EXERCISE MATERIALS:
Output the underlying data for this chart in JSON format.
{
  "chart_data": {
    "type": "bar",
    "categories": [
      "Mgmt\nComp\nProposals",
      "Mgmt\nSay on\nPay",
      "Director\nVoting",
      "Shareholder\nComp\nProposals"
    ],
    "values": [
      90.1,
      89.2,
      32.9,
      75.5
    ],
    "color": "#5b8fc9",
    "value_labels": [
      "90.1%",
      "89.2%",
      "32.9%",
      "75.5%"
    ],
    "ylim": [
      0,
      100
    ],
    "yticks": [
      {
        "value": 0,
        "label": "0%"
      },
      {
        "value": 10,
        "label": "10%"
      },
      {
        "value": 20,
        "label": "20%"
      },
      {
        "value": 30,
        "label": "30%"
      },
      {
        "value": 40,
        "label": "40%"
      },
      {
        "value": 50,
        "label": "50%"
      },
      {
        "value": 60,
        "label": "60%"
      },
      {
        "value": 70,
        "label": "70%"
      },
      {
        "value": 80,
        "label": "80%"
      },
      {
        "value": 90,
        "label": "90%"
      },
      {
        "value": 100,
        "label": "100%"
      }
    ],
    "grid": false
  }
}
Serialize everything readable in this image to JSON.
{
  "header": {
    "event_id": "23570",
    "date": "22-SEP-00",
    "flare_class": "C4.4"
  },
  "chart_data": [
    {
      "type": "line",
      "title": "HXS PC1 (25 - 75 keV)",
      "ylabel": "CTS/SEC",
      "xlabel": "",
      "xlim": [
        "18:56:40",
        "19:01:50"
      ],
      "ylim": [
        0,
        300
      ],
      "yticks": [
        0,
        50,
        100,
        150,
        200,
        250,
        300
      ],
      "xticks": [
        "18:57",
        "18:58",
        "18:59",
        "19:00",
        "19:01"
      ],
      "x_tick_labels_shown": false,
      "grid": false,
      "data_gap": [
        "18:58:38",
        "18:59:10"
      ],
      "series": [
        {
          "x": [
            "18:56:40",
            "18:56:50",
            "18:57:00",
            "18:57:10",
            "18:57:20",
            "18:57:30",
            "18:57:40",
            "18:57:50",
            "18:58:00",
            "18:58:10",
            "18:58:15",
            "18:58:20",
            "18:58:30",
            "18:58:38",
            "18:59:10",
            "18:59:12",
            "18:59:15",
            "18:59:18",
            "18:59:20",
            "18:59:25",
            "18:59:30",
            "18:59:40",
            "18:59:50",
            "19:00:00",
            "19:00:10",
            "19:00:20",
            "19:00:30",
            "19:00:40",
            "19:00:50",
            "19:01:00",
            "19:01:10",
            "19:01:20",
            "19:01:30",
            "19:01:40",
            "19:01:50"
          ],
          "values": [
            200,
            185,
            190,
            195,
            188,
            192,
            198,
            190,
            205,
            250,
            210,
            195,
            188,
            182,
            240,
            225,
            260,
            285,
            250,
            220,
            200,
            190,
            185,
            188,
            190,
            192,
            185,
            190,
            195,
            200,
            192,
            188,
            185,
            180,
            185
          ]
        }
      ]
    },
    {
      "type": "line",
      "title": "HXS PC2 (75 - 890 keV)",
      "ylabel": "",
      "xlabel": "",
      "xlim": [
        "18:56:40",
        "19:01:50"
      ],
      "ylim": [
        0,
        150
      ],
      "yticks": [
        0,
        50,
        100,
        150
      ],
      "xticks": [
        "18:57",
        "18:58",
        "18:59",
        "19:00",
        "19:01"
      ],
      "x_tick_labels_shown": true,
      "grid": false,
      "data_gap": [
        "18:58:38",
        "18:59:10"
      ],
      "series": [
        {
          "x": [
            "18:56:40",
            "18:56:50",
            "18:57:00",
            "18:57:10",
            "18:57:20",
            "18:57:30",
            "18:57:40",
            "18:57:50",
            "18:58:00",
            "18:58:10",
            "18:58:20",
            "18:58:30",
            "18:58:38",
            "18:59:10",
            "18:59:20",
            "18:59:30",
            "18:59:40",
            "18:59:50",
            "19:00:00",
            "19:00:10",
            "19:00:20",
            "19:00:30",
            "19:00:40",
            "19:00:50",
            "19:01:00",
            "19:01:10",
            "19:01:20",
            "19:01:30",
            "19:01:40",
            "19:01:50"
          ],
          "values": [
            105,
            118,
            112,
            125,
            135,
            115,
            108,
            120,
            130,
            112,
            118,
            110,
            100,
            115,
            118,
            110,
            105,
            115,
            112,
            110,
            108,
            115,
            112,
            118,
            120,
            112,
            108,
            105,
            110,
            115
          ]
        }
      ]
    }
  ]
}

WORK INSTRUCTIONS:
Please output the entries above, every line exactly as it reads.

ANSWER IN FULL:
Output the underlying data for this chart in JSON format.
{
  "chart_data": {
    "type": "bar",
    "categories": [
      "Mgmt\nComp\nProposals",
      "Mgmt\nSay on\nPay",
      "Director\nVoting",
      "Shareholder\nComp\nProposals"
    ],
    "values": [
      90.1,
      89.2,
      32.9,
      75.5
    ],
    "color": "#5b8fc9",
    "value_labels": [
      "90.1%",
      "89.2%",
      "32.9%",
      "75.5%"
    ],
    "ylim": [
      0,
      100
    ],
    "yticks": [
      {
        "value": 0,
        "label": "0%"
      },
      {
        "value": 10,
        "label": "10%"
      },
      {
        "value": 20,
        "label": "20%"
      },
      {
        "value": 30,
        "label": "30%"
      },
      {
        "value": 40,
        "label": "40%"
      },
      {
        "value": 50,
        "label": "50%"
      },
      {
        "value": 60,
        "label": "60%"
      },
      {
        "value": 70,
        "label": "70%"
      },
      {
        "value": 80,
        "label": "80%"
      },
      {
        "value": 90,
        "label": "90%"
      },
      {
        "value": 100,
        "label": "100%"
      }
    ],
    "grid": false
  }
}
Serialize everything readable in this image to JSON.
{
  "header": {
    "event_id": "23570",
    "date": "22-SEP-00",
    "flare_class": "C4.4"
  },
  "chart_data": [
    {
      "type": "line",
      "title": "HXS PC1 (25 - 75 keV)",
      "ylabel": "CTS/SEC",
      "xlabel": "",
      "xlim": [
        "18:56:40",
        "19:01:50"
      ],
      "ylim": [
        0,
        300
      ],
      "yticks": [
        0,
        50,
        100,
        150,
        200,
        250,
        300
      ],
      "xticks": [
        "18:57",
        "18:58",
        "18:59",
        "19:00",
        "19:01"
      ],
      "x_tick_labels_shown": false,
      "grid": false,
      "data_gap": [
        "18:58:38",
        "18:59:10"
      ],
      "series": [
        {
          "x": [
            "18:56:40",
            "18:56:50",
            "18:57:00",
            "18:57:10",
            "18:57:20",
            "18:57:30",
            "18:57:40",
            "18:57:50",
            "18:58:00",
            "18:58:10",
            "18:58:15",
            "18:58:20",
            "18:58:30",
            "18:58:38",
            "18:59:10",
            "18:59:12",
            "18:59:15",
            "18:59:18",
            "18:59:20",
            "18:59:25",
            "18:59:30",
            "18:59:40",
            "18:59:50",
            "19:00:00",
            "19:00:10",
            "19:00:20",
            "19:00:30",
            "19:00:40",
            "19:00:50",
            "19:01:00",
            "19:01:10",
            "19:01:20",
            "19:01:30",
            "19:01:40",
            "19:01:50"
          ],
          "values": [
            200,
            185,
            190,
            195,
            188,
            192,
            198,
            190,
            205,
            250,
            210,
            195,
            188,
            182,
            240,
            225,
            260,
            285,
            250,
            220,
            200,
            190,
            185,
            188,
            190,
            192,
            185,
            190,
            195,
            200,
            192,
            188,
            185,
            180,
            185
          ]
        }
      ]
    },
    {
      "type": "line",
      "title": "HXS PC2 (75 - 890 keV)",
      "ylabel": "",
      "xlabel": "",
      "xlim": [
        "18:56:40",
        "19:01:50"
      ],
      "ylim": [
        0,
        150
      ],
      "yticks": [
        0,
        50,
        100,
        150
      ],
      "xticks": [
        "18:57",
        "18:58",
        "18:59",
        "19:00",
        "19:01"
      ],
      "x_tick_labels_shown": true,
      "grid": false,
      "data_gap": [
        "18:58:38",
        "18:59:10"
      ],
      "series": [
        {
          "x": [
            "18:56:40",
            "18:56:50",
            "18:57:00",
            "18:57:10",
            "18:57:20",
            "18:57:30",
            "18:57:40",
            "18:57:50",
            "18:58:00",
            "18:58:10",
            "18:58:20",
            "18:58:30",
            "18:58:38",
            "18:59:10",
            "18:59:20",
            "18:59:30",
            "18:59:40",
            "18:59:50",
            "19:00:00",
            "19:00:10",
            "19:00:20",
            "19:00:30",
            "19:00:40",
            "19:00:50",
            "19:01:00",
            "19:01:10",
            "19:01:20",
            "19:01:30",
            "19:01:40",
            "19:01:50"
          ],
          "values": [
            105,
            118,
            112,
            125,
            135,
            115,
            108,
            120,
            130,
            112,
            118,
            110,
            100,
            115,
            118,
            110,
            105,
            115,
            112,
            110,
            108,
            115,
            112,
            118,
            120,
            112,
            108,
            105,
            110,
            115
          ]
        }
      ]
    }
  ]
}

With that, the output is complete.